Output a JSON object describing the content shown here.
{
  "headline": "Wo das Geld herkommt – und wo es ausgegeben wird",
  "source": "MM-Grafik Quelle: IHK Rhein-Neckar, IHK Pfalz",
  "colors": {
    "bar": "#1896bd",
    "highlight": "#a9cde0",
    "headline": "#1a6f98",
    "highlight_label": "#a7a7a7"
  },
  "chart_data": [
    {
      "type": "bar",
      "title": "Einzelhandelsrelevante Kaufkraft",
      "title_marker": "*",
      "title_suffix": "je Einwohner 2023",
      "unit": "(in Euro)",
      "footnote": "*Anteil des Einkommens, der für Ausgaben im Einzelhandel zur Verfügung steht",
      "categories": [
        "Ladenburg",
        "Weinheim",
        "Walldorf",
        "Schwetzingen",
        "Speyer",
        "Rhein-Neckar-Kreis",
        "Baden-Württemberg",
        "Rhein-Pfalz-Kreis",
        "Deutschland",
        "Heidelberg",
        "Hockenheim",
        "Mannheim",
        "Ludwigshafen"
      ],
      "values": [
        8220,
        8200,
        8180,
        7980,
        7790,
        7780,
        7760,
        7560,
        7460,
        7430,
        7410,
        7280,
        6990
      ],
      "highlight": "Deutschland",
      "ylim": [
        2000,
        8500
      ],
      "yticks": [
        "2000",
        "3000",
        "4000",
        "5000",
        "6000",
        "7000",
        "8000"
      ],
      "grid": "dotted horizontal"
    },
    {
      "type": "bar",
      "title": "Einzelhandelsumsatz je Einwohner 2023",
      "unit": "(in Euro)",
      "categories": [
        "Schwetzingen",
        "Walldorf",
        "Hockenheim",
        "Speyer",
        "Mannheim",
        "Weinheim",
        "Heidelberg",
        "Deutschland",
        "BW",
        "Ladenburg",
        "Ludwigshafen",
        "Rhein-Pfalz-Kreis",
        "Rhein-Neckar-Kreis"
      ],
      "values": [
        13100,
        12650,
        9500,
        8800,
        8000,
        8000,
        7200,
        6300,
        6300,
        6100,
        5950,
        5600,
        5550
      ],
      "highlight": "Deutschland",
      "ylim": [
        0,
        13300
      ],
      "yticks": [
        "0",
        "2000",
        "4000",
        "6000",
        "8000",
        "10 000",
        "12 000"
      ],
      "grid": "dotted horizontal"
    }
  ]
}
▬▬▬▬▬▬
Write out the full listing, keeping every line exactly as it is.

Output a JSON object describing the content shown here.
{
  "headline": "Wo das Geld herkommt – und wo es ausgegeben wird",
  "source": "MM-Grafik Quelle: IHK Rhein-Neckar, IHK Pfalz",
  "colors": {
    "bar": "#1896bd",
    "highlight": "#a9cde0",
    "headline": "#1a6f98",
    "highlight_label": "#a7a7a7"
  },
  "chart_data": [
    {
      "type": "bar",
      "title": "Einzelhandelsrelevante Kaufkraft",
      "title_marker": "*",
      "title_suffix": "je Einwohner 2023",
      "unit": "(in Euro)",
      "footnote": "*Anteil des Einkommens, der für Ausgaben im Einzelhandel zur Verfügung steht",
      "categories": [
        "Ladenburg",
        "Weinheim",
        "Walldorf",
        "Schwetzingen",
        "Speyer",
        "Rhein-Neckar-Kreis",
        "Baden-Württemberg",
        "Rhein-Pfalz-Kreis",
        "Deutschland",
        "Heidelberg",
        "Hockenheim",
        "Mannheim",
        "Ludwigshafen"
      ],
      "values": [
        8220,
        8200,
        8180,
        7980,
        7790,
        7780,
        7760,
        7560,
        7460,
        7430,
        7410,
        7280,
        6990
      ],
      "highlight": "Deutschland",
      "ylim": [
        2000,
        8500
      ],
      "yticks": [
        "2000",
        "3000",
        "4000",
        "5000",
        "6000",
        "7000",
        "8000"
      ],
      "grid": "dotted horizontal"
    },
    {
      "type": "bar",
      "title": "Einzelhandelsumsatz je Einwohner 2023",
      "unit": "(in Euro)",
      "categories": [
        "Schwetzingen",
        "Walldorf",
        "Hockenheim",
        "Speyer",
        "Mannheim",
        "Weinheim",
        "Heidelberg",
        "Deutschland",
        "BW",
        "Ladenburg",
        "Ludwigshafen",
        "Rhein-Pfalz-Kreis",
        "Rhein-Neckar-Kreis"
      ],
      "values": [
        13100,
        12650,
        9500,
        8800,
        8000,
        8000,
        7200,
        6300,
        6300,
        6100,
        5950,
        5600,
        5550
      ],
      "highlight": "Deutschland",
      "ylim": [
        0,
        13300
      ],
      "yticks": [
        "0",
        "2000",
        "4000",
        "6000",
        "8000",
        "10 000",
        "12 000"
      ],
      "grid": "dotted horizontal"
    }
  ]
}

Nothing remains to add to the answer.